:: WORK REQUIRED ::
Without the pictures, give the entries below again exactly as written.

* start *

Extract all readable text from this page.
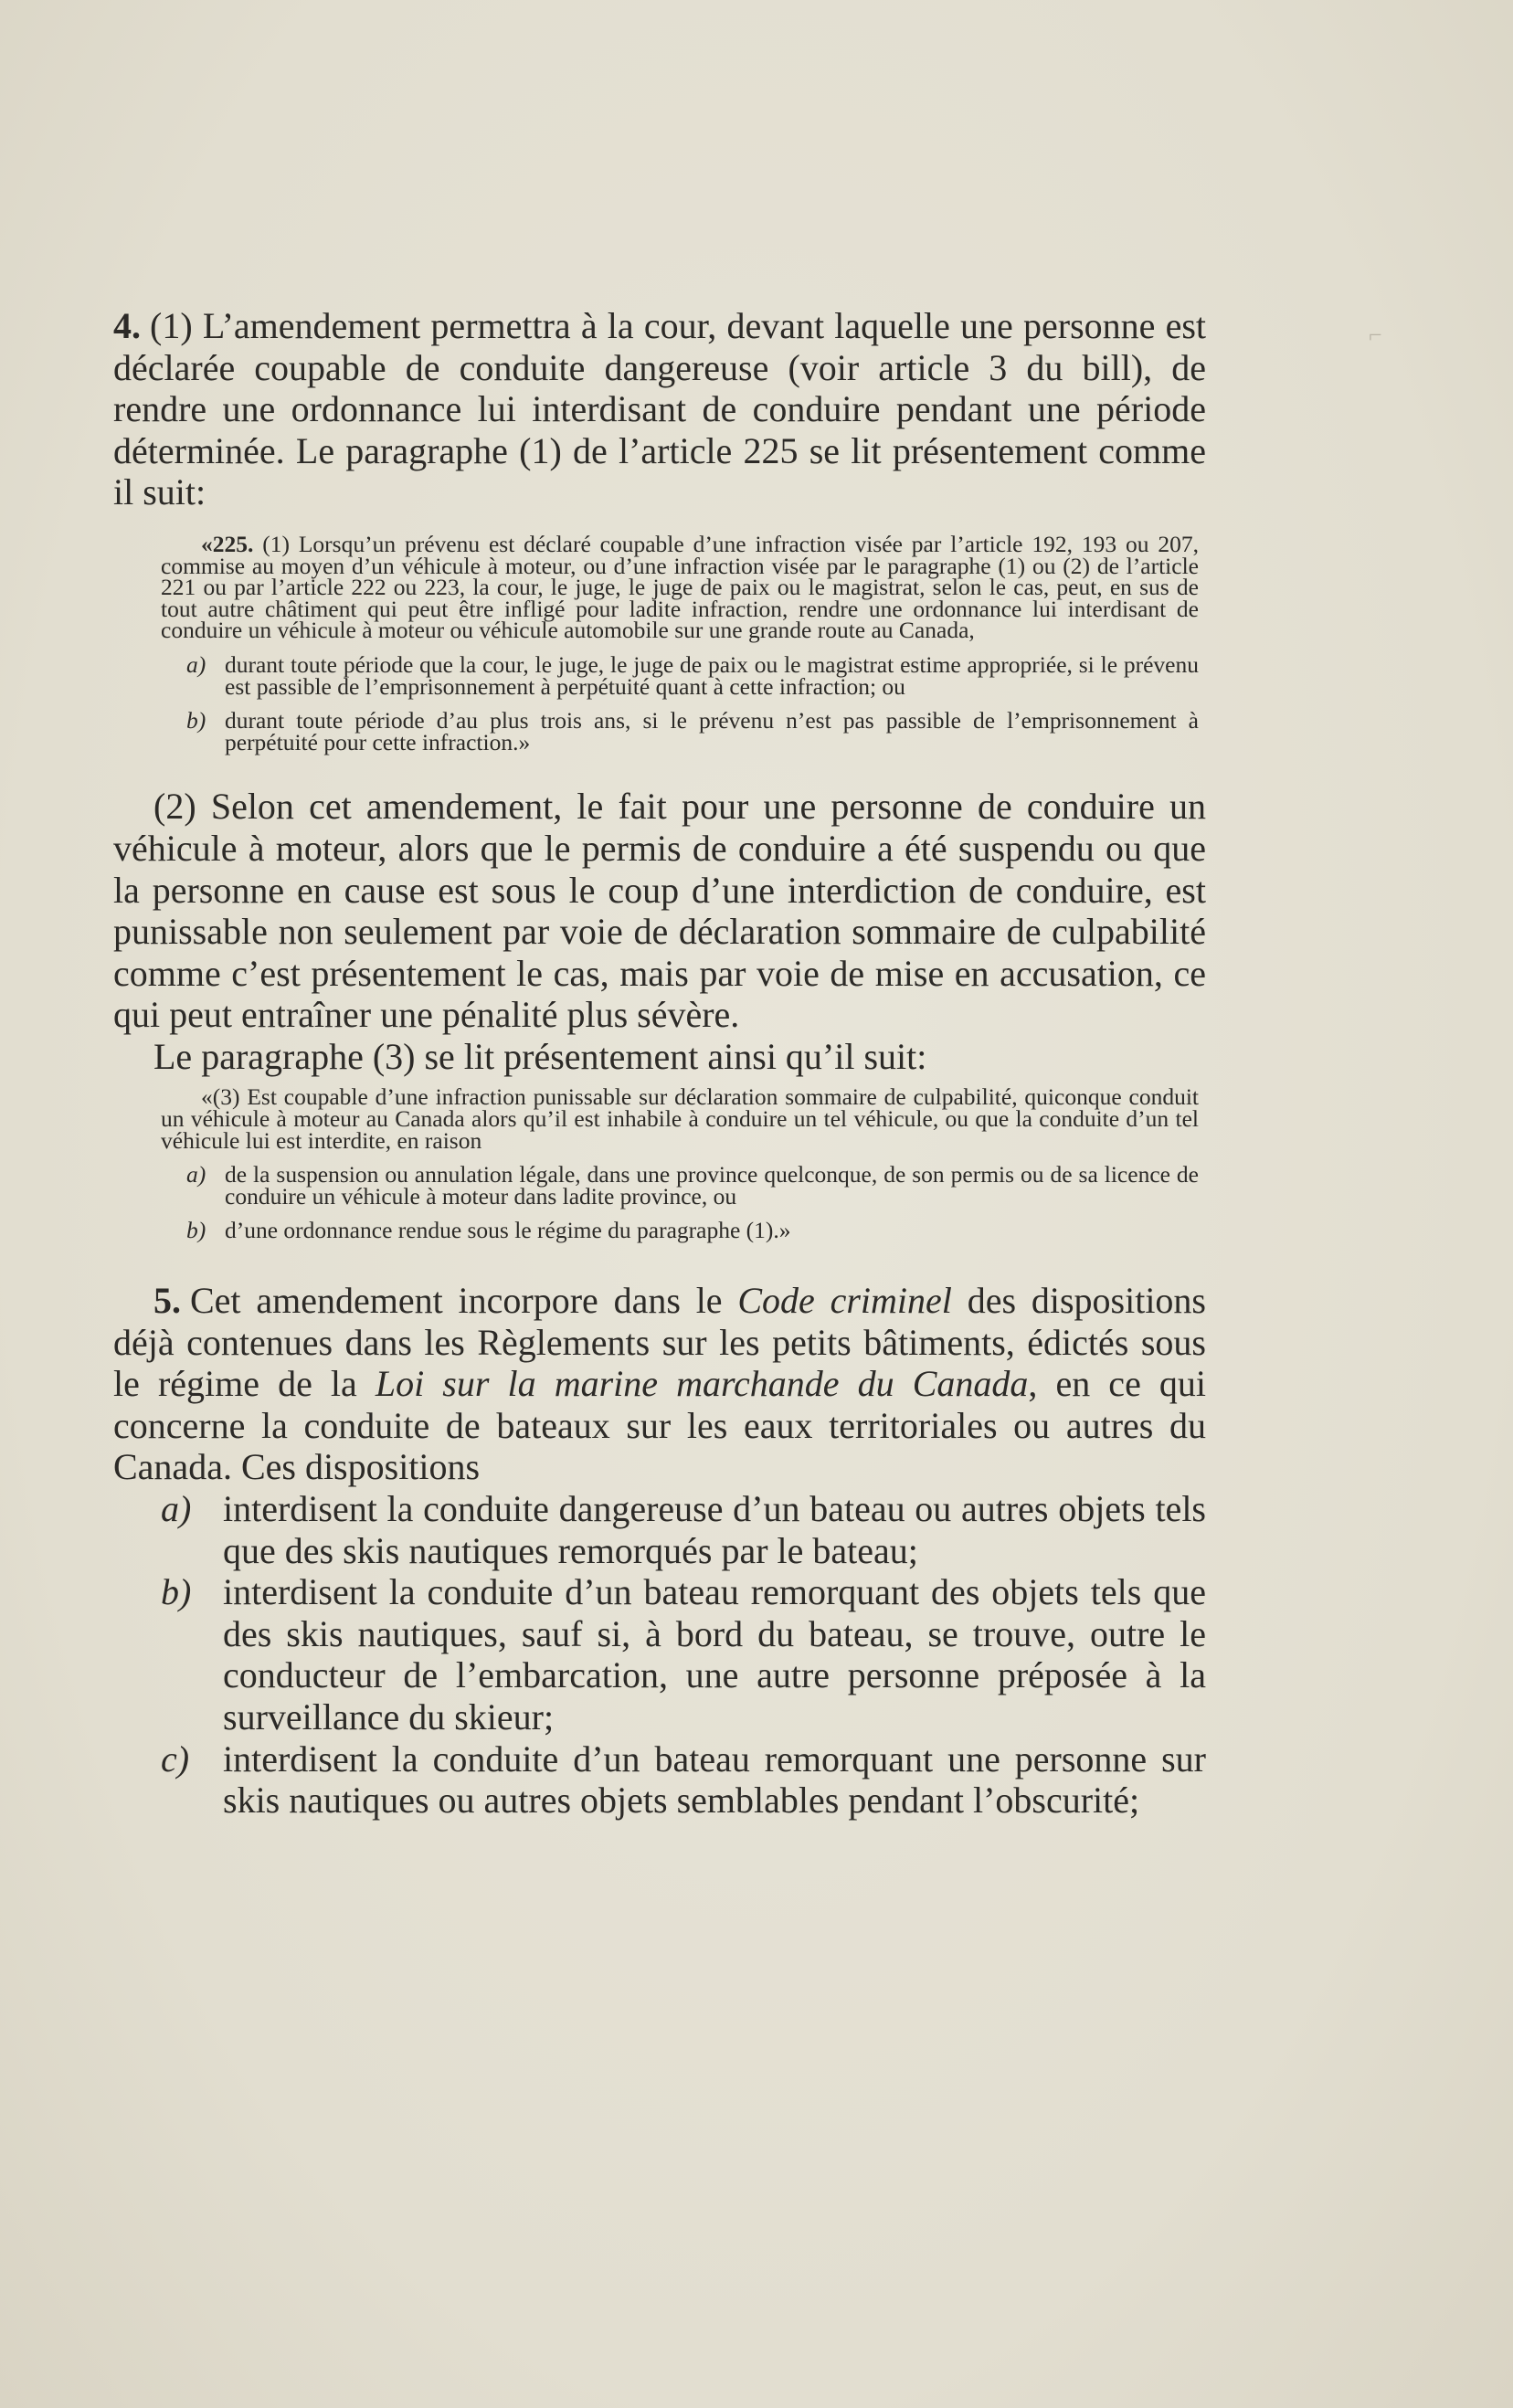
⌐

4. (1) L’amendement permettra à la cour, devant laquelle une personne est déclarée coupable de conduite dangereuse (voir article 3 du bill), de rendre une ordonnance lui interdisant de conduire pendant une période déterminée. Le paragraphe (1) de l’article 225 se lit présentement comme il suit:

«225. (1) Lorsqu’un prévenu est déclaré coupable d’une infraction visée par l’article 192, 193 ou 207, commise au moyen d’un véhicule à moteur, ou d’une infraction visée par le paragraphe (1) ou (2) de l’article 221 ou par l’article 222 ou 223, la cour, le juge, le juge de paix ou le magistrat, selon le cas, peut, en sus de tout autre châtiment qui peut être infligé pour ladite infraction, rendre une ordonnance lui interdisant de conduire un véhicule à moteur ou véhicule automobile sur une grande route au Canada,

a) durant toute période que la cour, le juge, le juge de paix ou le magistrat estime appropriée, si le prévenu est passible de l’emprisonnement à perpétuité quant à cette infraction; ou

b) durant toute période d’au plus trois ans, si le prévenu n’est pas passible de l’emprisonnement à perpétuité pour cette infraction.»

(2) Selon cet amendement, le fait pour une personne de conduire un véhicule à moteur, alors que le permis de conduire a été suspendu ou que la personne en cause est sous le coup d’une interdiction de conduire, est punissable non seulement par voie de déclaration sommaire de culpabilité comme c’est présentement le cas, mais par voie de mise en accusation, ce qui peut entraîner une pénalité plus sévère.

Le paragraphe (3) se lit présentement ainsi qu’il suit:

«(3) Est coupable d’une infraction punissable sur déclaration sommaire de culpabilité, quiconque conduit un véhicule à moteur au Canada alors qu’il est inhabile à conduire un tel véhicule, ou que la conduite d’un tel véhicule lui est interdite, en raison

a) de la suspension ou annulation légale, dans une province quelconque, de son permis ou de sa licence de conduire un véhicule à moteur dans ladite province, ou

b) d’une ordonnance rendue sous le régime du paragraphe (1).»

5. Cet amendement incorpore dans le Code criminel des dispositions déjà contenues dans les Règlements sur les petits bâtiments, édictés sous le régime de la Loi sur la marine marchande du Canada, en ce qui concerne la conduite de bateaux sur les eaux territoriales ou autres du Canada. Ces dispositions

a) interdisent la conduite dangereuse d’un bateau ou autres objets tels que des skis nautiques remorqués par le bateau;

b) interdisent la conduite d’un bateau remorquant des objets tels que des skis nautiques, sauf si, à bord du bateau, se trouve, outre le conducteur de l’embarcation, une autre personne préposée à la surveillance du skieur;

c) interdisent la conduite d’un bateau remorquant une personne sur skis nautiques ou autres objets semblables pendant l’obscurité;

* end *

:: SOLUTION FOR THIS TASK ::
Extract all readable text from this page.
⌐

4. (1) L’amendement permettra à la cour, devant laquelle une personne est déclarée coupable de conduite dangereuse (voir article 3 du bill), de rendre une ordonnance lui interdisant de conduire pendant une période déterminée. Le paragraphe (1) de l’article 225 se lit présentement comme il suit:

«225. (1) Lorsqu’un prévenu est déclaré coupable d’une infraction visée par l’article 192, 193 ou 207, commise au moyen d’un véhicule à moteur, ou d’une infraction visée par le paragraphe (1) ou (2) de l’article 221 ou par l’article 222 ou 223, la cour, le juge, le juge de paix ou le magistrat, selon le cas, peut, en sus de tout autre châtiment qui peut être infligé pour ladite infraction, rendre une ordonnance lui interdisant de conduire un véhicule à moteur ou véhicule automobile sur une grande route au Canada,

a) durant toute période que la cour, le juge, le juge de paix ou le magistrat estime appropriée, si le prévenu est passible de l’emprisonnement à perpétuité quant à cette infraction; ou

b) durant toute période d’au plus trois ans, si le prévenu n’est pas passible de l’emprisonnement à perpétuité pour cette infraction.»

(2) Selon cet amendement, le fait pour une personne de conduire un véhicule à moteur, alors que le permis de conduire a été suspendu ou que la personne en cause est sous le coup d’une interdiction de conduire, est punissable non seulement par voie de déclaration sommaire de culpabilité comme c’est présentement le cas, mais par voie de mise en accusation, ce qui peut entraîner une pénalité plus sévère.

Le paragraphe (3) se lit présentement ainsi qu’il suit:

«(3) Est coupable d’une infraction punissable sur déclaration sommaire de culpabilité, quiconque conduit un véhicule à moteur au Canada alors qu’il est inhabile à conduire un tel véhicule, ou que la conduite d’un tel véhicule lui est interdite, en raison

a) de la suspension ou annulation légale, dans une province quelconque, de son permis ou de sa licence de conduire un véhicule à moteur dans ladite province, ou

b) d’une ordonnance rendue sous le régime du paragraphe (1).»

5. Cet amendement incorpore dans le Code criminel des dispositions déjà contenues dans les Règlements sur les petits bâtiments, édictés sous le régime de la Loi sur la marine marchande du Canada, en ce qui concerne la conduite de bateaux sur les eaux territoriales ou autres du Canada. Ces dispositions

a) interdisent la conduite dangereuse d’un bateau ou autres objets tels que des skis nautiques remorqués par le bateau;

b) interdisent la conduite d’un bateau remorquant des objets tels que des skis nautiques, sauf si, à bord du bateau, se trouve, outre le conducteur de l’embarcation, une autre personne préposée à la surveillance du skieur;

c) interdisent la conduite d’un bateau remorquant une personne sur skis nautiques ou autres objets semblables pendant l’obscurité;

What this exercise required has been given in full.